● Text provided
Jollification is the third album by English rock band the Lightning Seeds. All songs were written by Ian Broudie, with contributions on some tracks from Alison Moyet, Ian McNabb and Terry Hall.

Four tracks from the album were released as singles in the UK: "Lucky You", "Marvellous", "Change" and "Perfect". It peaked at number 12 in the UK Albums Chart, and gained platinum certification in December 1995.

Background
In 1989 Ian Broudie began recording alone under the name Lightning Seeds and achieved success with the psychedelic and synthpop hit "Pure", from the album Cloudcuckooland, which reached the UK Top 20. The same year "Joy" and "All I Want" were also released but failed to make an impression. "Pure" had some success in the United States Billboard Top 40, reaching No. 32. Both "Pure" and "All I Want" also reached the Modern Rock Tracks top 10. In 1991 Broudie returned to song-writing and moved labels from Rough Trade to Virgin.

Writing and recording
By the end of 1993, Broudie had completed the third Lightning Seeds album Jollification, which included contributions from Terry Hall, Simon Rogers, Alison Moyet and Ian McNabb. A promotional tour began in August 1994 with their line-up consisting of, guitarist Paul Hemmings, drummer Chris Sharrock, bassist Martyn Campbell and keyboardist Ali Kane. The tour benefited from the success of the second single from the album "Change", which reached No. 13 in the UK Singles Chart, becoming Lightning Seeds' second UK top twenty hit. The album Jollification became a critical success and the other singles taken from this album ("Lucky You", "Marvellous" and "Perfect") all made noticeable impact. Mark Farrow's album cover featured the use of computer graphics to create an enormous strawberry and depicting seeds with superimposed human faces.

Release and reception

Jollification was released in the UK on 5 September 1994 and in the US on 20 December 1994. Jason Damas for AllMusic felt that the album is "occasionally too produced", but called it Broudie's "strongest batch of songs yet".

● Data lines
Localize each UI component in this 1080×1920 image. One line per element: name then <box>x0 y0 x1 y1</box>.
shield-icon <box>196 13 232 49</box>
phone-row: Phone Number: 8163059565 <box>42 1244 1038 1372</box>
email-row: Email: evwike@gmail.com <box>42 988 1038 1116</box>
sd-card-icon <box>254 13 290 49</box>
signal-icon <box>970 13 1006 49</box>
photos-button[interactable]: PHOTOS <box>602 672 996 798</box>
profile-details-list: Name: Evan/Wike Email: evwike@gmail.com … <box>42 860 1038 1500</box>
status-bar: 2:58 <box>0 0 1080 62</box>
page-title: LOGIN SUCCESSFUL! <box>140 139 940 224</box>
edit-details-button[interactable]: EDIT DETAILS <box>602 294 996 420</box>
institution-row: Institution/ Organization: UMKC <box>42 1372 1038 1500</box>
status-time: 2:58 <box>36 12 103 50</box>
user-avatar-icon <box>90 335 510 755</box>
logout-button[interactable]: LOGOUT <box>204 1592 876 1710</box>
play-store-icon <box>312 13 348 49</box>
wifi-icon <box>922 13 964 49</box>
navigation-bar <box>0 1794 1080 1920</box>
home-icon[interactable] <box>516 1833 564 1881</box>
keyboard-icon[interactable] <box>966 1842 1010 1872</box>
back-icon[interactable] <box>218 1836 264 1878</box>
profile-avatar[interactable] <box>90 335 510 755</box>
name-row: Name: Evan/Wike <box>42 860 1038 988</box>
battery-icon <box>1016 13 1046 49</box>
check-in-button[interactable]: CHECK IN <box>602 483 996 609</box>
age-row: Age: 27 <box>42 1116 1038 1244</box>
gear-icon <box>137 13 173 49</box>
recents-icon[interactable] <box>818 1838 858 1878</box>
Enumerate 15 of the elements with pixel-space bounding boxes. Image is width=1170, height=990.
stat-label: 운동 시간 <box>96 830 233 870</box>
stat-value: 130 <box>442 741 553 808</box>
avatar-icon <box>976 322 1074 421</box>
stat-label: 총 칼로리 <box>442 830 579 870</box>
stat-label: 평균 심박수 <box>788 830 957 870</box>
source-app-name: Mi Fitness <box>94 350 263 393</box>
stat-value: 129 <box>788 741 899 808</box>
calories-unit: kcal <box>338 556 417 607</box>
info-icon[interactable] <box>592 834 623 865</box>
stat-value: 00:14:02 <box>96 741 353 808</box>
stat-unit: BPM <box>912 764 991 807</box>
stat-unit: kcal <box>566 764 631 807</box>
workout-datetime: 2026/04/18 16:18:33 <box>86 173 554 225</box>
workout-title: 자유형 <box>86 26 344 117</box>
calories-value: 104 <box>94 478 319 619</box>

● Given exercise A
From the Jollification text, reproduce the passage that begins at the words "Four tracks from" and stops after "Trade to Virgin.".
● Given exercise B
Answer these questions using the Jollification text:
(i) In what month and year did the promotional tour begin?
(ii) On what date was the album released in the US?
(iii) To which label did Broudie move in 1991?

● Task output A
Four tracks from the album were released as singles in the UK: "Lucky You", "Marvellous", "Change" and "Perfect". It peaked at number 12 in the UK Albums Chart, and gained platinum certification in December 1995.

Background
In 1989 Ian Broudie began recording alone under the name Lightning Seeds and achieved success with the psychedelic and synthpop hit "Pure", from the album Cloudcuckooland, which reached the UK Top 20. The same year "Joy" and "All I Want" were also released but failed to make an impression. "Pure" had some success in the United States Billboard Top 40, reaching No. 32. Both "Pure" and "All I Want" also reached the Modern Rock Tracks top 10. In 1991 Broudie returned to song-writing and moved labels from Rough Trade to Virgin.

● Task output B
(i) August 1994
(ii) 20 December 1994
(iii) Virgin